[Opening PAGE EXCERPT section]

Analysis of TIICs in high- and low-risk groups

The expression of immune checkpoint molecules in high- and low- risk groups

We compared the expression of five immune checkpoint molecules (TIGIT, CTLA4, PD1, PD-L1, and LAG3) between high- and low-risk groups. The results indicated TIGIT was significantly upregulated in the high-risk group (Fig. 9A). There were higher expressions of CTLA4, PD1, and LAG3 in the high-risk group, but these differences did not meet statistical significance (Fig. 9B, C, E). Figure 9D showed a trend toward a decreased level of PD-L1 in the high-risk group, but the difference also did not reach statistical significance.

Fig. 9
figure 9

Analysis of immune checkpoint molecule expression levels. A–E Differences in expression of five immune checkpoint molecules, TIGIT, CTLA4, PD1, PD-L1, and LAG3, between low- and high-risk groups

Immunophenoscores in accordance with the expression of CTLA4 and PD1

IPS is a quantitative index that evaluates the effectiveness of checkpoint inhibitors. As shown in Fig. 10, we compared the IPS of patients in low- and high-risk groups in accordance with the expression of CTLA4 and PD1. The IPS of patients with CTLA4-negative/PD1-negative and CTLA4-positive/PD1-negative in the low-risk group significantly differ from that of patients in the high-risk group (Fig. 10A, B). There was no difference between IPS of patients with CTLA4-negative/PD1-positive and CTLA4-positive/PD1-positive in the low- and high-risk groups (Fig. 10C, D).

[Closing PAGE EXCERPT section]

→ **EXERCISE A**: In the excerpt on immune checkpoint molecules, which molecule showed significantly higher expression in the high-risk group?
→ **EXERCISE B**: Put this sentence from the excerpt on immune checkpoint molecules into Spanish: "IPS is a quantitative index that evaluates the effectiveness of checkpoint inhibitors."
→ **EXERCISE C**: From the excerpt on immune checkpoint molecules, write out everything from "The expression of immune" down to "reach statistical significance.".

[Opening GIVEN RECORDS section]

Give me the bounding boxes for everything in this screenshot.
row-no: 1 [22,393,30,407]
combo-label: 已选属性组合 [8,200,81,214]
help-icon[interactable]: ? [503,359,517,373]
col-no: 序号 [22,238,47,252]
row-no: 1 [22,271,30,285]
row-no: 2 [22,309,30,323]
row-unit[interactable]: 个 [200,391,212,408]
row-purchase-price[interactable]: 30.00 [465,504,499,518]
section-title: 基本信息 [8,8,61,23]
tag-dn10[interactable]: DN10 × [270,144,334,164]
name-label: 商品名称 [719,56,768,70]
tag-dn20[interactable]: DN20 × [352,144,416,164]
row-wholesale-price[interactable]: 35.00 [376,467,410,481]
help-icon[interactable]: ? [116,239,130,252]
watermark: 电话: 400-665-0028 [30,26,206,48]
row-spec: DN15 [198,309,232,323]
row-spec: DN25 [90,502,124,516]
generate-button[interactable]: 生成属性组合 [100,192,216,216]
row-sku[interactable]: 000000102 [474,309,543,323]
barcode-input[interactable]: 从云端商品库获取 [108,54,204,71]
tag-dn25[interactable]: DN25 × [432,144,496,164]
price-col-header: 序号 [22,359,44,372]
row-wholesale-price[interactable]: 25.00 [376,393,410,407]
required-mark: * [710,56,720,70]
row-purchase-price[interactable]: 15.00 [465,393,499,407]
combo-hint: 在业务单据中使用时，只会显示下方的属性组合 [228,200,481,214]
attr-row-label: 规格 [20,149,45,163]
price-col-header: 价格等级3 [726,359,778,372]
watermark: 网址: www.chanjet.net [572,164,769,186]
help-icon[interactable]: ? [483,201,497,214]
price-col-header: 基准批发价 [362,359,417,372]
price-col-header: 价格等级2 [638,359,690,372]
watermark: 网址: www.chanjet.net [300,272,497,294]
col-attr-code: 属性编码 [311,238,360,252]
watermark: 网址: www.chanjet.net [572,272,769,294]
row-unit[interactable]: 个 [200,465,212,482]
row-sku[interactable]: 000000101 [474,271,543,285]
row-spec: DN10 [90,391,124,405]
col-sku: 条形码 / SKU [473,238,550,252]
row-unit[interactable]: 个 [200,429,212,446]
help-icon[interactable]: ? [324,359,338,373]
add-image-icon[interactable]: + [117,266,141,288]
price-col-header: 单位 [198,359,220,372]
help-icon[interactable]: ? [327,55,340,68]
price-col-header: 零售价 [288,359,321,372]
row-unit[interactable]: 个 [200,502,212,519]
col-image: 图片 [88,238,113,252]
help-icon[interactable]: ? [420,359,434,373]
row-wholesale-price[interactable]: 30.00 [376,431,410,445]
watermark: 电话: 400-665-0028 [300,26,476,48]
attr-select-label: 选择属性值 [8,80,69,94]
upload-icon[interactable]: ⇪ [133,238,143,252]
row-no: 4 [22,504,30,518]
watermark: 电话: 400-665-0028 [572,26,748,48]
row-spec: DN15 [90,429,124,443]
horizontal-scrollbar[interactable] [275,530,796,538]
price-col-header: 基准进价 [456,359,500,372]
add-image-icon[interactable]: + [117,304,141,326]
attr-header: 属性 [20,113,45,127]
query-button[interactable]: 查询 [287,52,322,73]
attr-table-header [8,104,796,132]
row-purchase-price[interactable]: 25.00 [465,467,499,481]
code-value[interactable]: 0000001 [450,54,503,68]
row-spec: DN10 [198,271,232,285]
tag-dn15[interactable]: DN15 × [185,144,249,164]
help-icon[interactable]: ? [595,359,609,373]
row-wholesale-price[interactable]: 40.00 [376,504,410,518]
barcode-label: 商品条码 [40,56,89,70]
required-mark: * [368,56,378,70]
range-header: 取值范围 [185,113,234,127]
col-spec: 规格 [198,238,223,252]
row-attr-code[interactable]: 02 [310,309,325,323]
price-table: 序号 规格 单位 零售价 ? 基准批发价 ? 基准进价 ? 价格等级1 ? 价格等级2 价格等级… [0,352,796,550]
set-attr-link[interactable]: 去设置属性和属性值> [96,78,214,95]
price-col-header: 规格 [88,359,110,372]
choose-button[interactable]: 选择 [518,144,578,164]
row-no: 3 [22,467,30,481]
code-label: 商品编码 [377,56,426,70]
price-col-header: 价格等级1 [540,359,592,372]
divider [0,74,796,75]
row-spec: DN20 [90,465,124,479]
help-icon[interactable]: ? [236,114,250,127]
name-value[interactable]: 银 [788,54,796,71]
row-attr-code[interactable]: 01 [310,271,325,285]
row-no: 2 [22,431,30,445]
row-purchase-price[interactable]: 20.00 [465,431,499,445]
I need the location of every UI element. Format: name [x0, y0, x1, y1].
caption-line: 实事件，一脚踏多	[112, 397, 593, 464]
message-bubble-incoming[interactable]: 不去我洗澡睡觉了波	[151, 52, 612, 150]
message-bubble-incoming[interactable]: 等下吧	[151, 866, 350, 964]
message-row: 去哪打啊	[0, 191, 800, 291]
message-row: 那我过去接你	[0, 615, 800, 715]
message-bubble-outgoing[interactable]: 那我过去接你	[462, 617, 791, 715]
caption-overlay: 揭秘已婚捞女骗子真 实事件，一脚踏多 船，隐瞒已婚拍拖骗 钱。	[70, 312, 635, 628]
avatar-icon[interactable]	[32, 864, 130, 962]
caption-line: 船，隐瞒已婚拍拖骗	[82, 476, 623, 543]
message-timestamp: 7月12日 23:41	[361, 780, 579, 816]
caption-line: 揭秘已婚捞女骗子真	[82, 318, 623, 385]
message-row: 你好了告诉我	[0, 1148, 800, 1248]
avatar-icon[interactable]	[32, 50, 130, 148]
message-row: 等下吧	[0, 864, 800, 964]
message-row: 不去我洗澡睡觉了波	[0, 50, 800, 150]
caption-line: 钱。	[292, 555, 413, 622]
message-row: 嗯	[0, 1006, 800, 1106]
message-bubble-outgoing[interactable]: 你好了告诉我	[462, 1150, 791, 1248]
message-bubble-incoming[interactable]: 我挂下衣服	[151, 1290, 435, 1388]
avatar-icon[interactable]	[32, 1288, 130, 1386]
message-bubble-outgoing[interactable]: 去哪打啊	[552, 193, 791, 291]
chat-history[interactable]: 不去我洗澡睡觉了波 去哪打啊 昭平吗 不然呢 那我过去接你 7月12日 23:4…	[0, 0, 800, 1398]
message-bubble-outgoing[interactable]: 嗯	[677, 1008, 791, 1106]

[Closing GIVEN RECORDS section]

→ **YOUR RESPONSE A**: TIGIT

→ **YOUR RESPONSE B**: El IPS es un índice cuantitativo que evalúa la eficacia de los inhibidores de puntos de control.

→ **YOUR RESPONSE C**:
The expression of immune checkpoint molecules in high- and low- risk groups

We compared the expression of five immune checkpoint molecules (TIGIT, CTLA4, PD1, PD-L1, and LAG3) between high- and low-risk groups. The results indicated TIGIT was significantly upregulated in the high-risk group (Fig. 9A). There were higher expressions of CTLA4, PD1, and LAG3 in the high-risk group, but these differences did not meet statistical significance (Fig. 9B, C, E). Figure 9D showed a trend toward a decreased level of PD-L1 in the high-risk group, but the difference also did not reach statistical significance.